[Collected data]
########
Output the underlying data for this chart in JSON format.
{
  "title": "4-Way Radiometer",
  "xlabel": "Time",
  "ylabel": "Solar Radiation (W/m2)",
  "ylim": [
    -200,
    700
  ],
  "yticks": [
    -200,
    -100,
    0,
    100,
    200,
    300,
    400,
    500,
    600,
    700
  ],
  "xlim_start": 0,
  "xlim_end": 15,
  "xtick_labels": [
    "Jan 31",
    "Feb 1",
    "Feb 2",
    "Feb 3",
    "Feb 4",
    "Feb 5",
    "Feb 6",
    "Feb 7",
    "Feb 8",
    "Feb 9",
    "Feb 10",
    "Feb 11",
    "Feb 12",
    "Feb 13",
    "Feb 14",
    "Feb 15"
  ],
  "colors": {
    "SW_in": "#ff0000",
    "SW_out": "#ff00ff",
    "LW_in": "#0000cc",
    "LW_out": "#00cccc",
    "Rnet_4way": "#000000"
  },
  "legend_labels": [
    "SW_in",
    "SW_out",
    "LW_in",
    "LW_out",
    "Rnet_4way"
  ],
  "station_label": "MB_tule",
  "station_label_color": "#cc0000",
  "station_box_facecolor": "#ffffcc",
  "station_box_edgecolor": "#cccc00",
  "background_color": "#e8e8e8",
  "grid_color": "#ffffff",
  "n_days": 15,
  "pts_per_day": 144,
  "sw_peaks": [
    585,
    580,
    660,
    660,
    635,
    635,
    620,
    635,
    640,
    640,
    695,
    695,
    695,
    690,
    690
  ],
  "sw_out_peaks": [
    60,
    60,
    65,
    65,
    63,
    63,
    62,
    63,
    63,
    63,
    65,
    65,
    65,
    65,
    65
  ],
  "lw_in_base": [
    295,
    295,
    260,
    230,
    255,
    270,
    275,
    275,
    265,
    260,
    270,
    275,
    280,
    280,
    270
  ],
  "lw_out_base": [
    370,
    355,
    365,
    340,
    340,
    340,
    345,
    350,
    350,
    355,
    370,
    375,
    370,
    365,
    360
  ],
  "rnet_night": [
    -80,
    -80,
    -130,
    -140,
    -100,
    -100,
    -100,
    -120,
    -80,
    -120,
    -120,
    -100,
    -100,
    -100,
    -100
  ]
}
########
#### [EXERCISE DETAILS]
Repeat all the entries word for word.

#### [TASK ANSWER]
Output the underlying data for this chart in JSON format.
{
  "title": "4-Way Radiometer",
  "xlabel": "Time",
  "ylabel": "Solar Radiation (W/m2)",
  "ylim": [
    -200,
    700
  ],
  "yticks": [
    -200,
    -100,
    0,
    100,
    200,
    300,
    400,
    500,
    600,
    700
  ],
  "xlim_start": 0,
  "xlim_end": 15,
  "xtick_labels": [
    "Jan 31",
    "Feb 1",
    "Feb 2",
    "Feb 3",
    "Feb 4",
    "Feb 5",
    "Feb 6",
    "Feb 7",
    "Feb 8",
    "Feb 9",
    "Feb 10",
    "Feb 11",
    "Feb 12",
    "Feb 13",
    "Feb 14",
    "Feb 15"
  ],
  "colors": {
    "SW_in": "#ff0000",
    "SW_out": "#ff00ff",
    "LW_in": "#0000cc",
    "LW_out": "#00cccc",
    "Rnet_4way": "#000000"
  },
  "legend_labels": [
    "SW_in",
    "SW_out",
    "LW_in",
    "LW_out",
    "Rnet_4way"
  ],
  "station_label": "MB_tule",
  "station_label_color": "#cc0000",
  "station_box_facecolor": "#ffffcc",
  "station_box_edgecolor": "#cccc00",
  "background_color": "#e8e8e8",
  "grid_color": "#ffffff",
  "n_days": 15,
  "pts_per_day": 144,
  "sw_peaks": [
    585,
    580,
    660,
    660,
    635,
    635,
    620,
    635,
    640,
    640,
    695,
    695,
    695,
    690,
    690
  ],
  "sw_out_peaks": [
    60,
    60,
    65,
    65,
    63,
    63,
    62,
    63,
    63,
    63,
    65,
    65,
    65,
    65,
    65
  ],
  "lw_in_base": [
    295,
    295,
    260,
    230,
    255,
    270,
    275,
    275,
    265,
    260,
    270,
    275,
    280,
    280,
    270
  ],
  "lw_out_base": [
    370,
    355,
    365,
    340,
    340,
    340,
    345,
    350,
    350,
    355,
    370,
    375,
    370,
    365,
    360
  ],
  "rnet_night": [
    -80,
    -80,
    -130,
    -140,
    -100,
    -100,
    -100,
    -120,
    -80,
    -120,
    -120,
    -100,
    -100,
    -100,
    -100
  ]
}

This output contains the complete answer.